[PROVIDED INFORMATION]:
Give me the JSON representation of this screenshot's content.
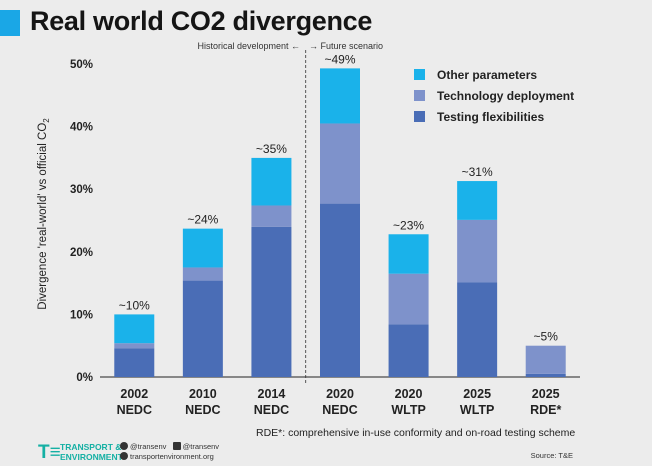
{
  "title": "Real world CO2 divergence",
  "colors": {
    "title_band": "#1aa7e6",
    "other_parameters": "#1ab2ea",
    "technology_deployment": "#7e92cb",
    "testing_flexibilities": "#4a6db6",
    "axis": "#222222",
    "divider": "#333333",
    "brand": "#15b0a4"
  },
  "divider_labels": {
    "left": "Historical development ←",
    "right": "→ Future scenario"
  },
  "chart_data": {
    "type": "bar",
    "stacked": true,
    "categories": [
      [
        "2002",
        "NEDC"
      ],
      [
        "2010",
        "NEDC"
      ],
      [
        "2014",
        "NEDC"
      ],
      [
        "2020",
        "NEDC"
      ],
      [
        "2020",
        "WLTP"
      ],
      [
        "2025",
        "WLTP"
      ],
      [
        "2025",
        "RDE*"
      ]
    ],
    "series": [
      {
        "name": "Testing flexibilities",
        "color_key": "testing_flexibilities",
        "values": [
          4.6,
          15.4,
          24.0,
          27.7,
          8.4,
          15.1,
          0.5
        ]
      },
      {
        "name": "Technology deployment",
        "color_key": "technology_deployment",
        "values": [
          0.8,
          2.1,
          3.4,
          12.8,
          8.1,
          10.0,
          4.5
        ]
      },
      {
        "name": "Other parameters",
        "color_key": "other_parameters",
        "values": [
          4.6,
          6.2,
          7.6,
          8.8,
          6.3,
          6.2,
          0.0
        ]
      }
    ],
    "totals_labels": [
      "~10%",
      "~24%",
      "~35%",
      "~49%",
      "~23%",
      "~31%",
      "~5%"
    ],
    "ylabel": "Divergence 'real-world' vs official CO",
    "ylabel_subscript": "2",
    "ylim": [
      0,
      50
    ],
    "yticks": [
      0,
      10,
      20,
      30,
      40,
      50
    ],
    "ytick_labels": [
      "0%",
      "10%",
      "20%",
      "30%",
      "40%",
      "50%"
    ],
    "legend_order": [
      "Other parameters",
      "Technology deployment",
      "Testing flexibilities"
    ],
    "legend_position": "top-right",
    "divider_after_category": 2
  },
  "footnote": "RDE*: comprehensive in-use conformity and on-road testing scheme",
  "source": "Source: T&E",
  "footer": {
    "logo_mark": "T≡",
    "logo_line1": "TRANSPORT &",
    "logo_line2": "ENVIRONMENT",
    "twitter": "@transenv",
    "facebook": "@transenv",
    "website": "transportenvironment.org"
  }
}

==

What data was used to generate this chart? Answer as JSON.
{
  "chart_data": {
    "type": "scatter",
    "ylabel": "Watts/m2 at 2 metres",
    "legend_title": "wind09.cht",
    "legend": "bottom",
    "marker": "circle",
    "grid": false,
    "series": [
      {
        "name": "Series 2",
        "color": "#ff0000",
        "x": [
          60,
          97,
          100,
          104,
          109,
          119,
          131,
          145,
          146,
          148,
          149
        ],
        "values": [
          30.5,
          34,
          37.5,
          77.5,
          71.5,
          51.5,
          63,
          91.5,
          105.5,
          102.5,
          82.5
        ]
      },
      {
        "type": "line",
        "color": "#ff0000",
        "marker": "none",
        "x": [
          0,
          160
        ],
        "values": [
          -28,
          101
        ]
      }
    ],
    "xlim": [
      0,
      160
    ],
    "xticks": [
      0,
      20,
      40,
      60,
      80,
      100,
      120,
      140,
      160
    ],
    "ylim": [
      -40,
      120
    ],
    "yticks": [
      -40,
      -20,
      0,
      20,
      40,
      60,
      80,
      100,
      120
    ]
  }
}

--

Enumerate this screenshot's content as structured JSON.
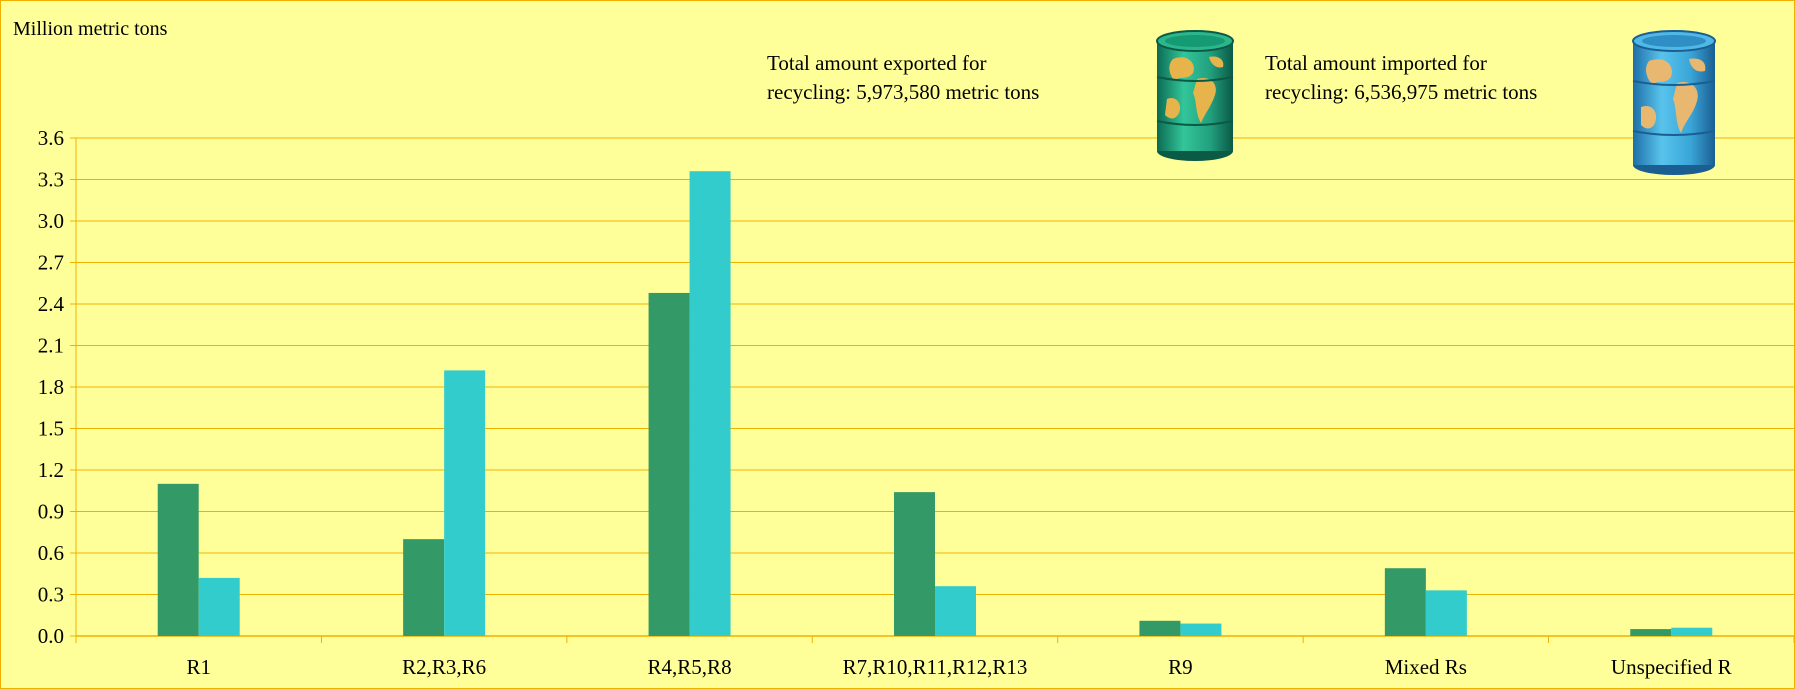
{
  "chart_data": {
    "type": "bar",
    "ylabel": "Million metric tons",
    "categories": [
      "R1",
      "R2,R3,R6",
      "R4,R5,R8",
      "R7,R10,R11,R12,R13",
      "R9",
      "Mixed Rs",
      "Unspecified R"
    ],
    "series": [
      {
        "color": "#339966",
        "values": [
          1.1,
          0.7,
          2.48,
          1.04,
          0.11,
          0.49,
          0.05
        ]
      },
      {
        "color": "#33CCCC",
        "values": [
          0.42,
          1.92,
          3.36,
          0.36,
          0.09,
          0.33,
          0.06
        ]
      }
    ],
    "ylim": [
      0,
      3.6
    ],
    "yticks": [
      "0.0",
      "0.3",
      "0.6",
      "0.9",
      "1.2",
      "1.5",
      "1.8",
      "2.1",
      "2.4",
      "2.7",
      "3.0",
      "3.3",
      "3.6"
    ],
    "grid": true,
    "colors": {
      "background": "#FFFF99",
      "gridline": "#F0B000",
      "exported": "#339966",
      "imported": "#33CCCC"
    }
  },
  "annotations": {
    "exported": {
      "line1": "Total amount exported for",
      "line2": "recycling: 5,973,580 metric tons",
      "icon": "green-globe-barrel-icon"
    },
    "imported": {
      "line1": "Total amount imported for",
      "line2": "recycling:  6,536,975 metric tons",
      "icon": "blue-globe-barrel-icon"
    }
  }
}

[EXERCISE REQUIREMENTS]: Return, from the data, each line that has the word "tons" in it.

[ANSWER]:
    "ylabel": "Million metric tons",
      "line2": "recycling: 5,973,580 metric tons",
      "line2": "recycling:  6,536,975 metric tons",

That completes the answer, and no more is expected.